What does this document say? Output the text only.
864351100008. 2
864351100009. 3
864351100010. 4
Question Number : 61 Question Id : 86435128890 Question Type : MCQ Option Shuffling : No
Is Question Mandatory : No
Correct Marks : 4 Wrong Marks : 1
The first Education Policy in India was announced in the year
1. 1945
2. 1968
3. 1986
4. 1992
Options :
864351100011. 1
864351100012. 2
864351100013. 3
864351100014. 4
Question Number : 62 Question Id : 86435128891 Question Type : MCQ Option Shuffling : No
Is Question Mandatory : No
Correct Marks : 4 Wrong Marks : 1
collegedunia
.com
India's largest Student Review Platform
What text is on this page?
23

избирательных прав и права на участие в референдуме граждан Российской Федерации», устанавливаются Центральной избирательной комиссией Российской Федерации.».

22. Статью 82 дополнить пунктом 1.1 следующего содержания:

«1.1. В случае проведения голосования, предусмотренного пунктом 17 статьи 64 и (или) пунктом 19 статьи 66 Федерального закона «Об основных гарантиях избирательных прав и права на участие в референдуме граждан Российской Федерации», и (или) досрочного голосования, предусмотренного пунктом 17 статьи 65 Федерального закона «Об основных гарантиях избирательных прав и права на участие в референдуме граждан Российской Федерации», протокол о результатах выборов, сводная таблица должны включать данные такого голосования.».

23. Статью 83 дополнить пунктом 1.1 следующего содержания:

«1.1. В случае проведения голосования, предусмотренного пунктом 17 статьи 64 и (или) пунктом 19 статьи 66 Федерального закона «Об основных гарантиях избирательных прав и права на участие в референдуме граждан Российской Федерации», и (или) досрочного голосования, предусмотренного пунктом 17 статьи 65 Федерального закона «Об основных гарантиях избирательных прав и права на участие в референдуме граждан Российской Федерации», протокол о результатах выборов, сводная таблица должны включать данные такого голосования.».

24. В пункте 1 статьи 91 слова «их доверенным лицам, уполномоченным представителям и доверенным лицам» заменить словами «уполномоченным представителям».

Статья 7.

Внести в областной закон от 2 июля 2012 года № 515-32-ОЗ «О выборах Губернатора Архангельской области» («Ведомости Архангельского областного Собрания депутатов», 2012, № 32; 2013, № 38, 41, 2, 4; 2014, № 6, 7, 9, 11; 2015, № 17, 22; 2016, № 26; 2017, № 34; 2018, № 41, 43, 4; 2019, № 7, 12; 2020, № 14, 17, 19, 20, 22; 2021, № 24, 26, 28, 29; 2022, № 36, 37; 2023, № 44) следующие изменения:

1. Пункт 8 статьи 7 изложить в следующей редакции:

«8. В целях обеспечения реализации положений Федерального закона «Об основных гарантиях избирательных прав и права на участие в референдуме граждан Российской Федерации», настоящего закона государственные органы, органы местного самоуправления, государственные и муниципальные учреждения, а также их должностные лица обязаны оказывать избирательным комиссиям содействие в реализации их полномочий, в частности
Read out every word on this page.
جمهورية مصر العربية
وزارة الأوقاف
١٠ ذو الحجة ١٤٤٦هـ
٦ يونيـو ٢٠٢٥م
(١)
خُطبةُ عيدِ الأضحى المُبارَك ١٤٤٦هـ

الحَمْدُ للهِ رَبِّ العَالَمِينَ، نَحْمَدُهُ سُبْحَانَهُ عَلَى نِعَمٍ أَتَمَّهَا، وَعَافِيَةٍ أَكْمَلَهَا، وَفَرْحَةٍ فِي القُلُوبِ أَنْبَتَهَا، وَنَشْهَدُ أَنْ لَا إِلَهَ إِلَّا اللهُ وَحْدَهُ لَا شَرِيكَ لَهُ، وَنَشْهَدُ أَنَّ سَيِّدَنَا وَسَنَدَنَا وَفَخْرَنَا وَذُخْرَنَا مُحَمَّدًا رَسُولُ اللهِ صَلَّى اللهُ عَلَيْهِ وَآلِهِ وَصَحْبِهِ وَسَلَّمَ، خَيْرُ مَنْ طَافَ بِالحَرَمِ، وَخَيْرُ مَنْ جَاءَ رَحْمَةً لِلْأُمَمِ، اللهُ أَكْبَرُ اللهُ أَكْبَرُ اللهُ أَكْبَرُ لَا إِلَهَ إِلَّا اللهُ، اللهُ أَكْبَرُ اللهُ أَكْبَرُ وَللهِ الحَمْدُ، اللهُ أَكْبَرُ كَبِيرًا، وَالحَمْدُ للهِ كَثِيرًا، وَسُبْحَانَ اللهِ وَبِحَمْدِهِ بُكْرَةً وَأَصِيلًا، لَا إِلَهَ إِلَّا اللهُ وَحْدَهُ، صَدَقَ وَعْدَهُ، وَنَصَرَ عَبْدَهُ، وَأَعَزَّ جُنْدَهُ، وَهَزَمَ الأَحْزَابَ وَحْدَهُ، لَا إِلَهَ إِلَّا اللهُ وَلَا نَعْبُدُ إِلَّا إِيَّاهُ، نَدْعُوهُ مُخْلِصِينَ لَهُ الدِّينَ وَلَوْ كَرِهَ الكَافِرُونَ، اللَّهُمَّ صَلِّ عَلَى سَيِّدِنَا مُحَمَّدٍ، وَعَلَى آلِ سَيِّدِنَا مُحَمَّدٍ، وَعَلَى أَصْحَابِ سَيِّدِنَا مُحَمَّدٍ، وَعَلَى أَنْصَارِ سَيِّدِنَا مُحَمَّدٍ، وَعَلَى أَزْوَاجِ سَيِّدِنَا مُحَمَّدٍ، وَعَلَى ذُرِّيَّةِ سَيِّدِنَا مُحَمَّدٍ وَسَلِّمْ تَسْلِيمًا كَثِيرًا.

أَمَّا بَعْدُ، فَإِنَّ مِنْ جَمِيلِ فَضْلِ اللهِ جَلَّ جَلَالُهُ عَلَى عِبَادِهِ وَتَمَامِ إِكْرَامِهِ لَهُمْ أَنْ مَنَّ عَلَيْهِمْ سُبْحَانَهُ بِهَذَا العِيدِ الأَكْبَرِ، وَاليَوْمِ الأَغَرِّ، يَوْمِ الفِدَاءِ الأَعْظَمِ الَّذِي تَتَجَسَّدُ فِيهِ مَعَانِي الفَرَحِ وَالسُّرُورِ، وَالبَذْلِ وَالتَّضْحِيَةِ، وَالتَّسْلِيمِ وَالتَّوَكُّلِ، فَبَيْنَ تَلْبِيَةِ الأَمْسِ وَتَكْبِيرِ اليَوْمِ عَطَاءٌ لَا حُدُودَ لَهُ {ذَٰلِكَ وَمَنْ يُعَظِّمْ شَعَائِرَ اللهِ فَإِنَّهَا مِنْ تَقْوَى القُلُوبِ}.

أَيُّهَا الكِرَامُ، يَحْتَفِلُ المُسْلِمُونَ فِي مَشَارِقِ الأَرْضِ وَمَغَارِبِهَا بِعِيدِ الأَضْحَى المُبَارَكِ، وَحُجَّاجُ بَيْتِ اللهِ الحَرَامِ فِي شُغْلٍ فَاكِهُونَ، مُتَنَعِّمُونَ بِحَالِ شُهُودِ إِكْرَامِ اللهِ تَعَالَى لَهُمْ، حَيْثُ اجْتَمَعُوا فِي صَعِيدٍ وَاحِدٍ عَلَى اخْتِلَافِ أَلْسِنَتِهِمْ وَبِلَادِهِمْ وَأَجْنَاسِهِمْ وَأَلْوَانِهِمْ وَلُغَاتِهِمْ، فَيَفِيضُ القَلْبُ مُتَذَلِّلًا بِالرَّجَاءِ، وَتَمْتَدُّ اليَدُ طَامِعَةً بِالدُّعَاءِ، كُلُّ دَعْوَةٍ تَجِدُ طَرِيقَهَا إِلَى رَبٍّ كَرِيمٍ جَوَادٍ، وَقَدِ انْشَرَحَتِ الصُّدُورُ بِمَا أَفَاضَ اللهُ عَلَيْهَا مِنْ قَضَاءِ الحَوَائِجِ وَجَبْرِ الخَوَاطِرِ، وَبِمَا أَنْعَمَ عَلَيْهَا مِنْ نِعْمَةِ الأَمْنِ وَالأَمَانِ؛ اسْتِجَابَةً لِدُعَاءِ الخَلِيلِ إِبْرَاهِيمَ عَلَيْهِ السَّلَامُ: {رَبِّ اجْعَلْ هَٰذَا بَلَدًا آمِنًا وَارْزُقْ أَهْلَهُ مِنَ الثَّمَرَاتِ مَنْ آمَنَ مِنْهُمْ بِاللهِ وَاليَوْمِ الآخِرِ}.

------------------------------

● THE EXERCISE:
In the records above, locate every line with the string "дополнить" and copy it.

● WRITTEN ANSWER:
22. Статью 82 дополнить пунктом 1.1 следующего содержания:
23. Статью 83 дополнить пунктом 1.1 следующего содержания:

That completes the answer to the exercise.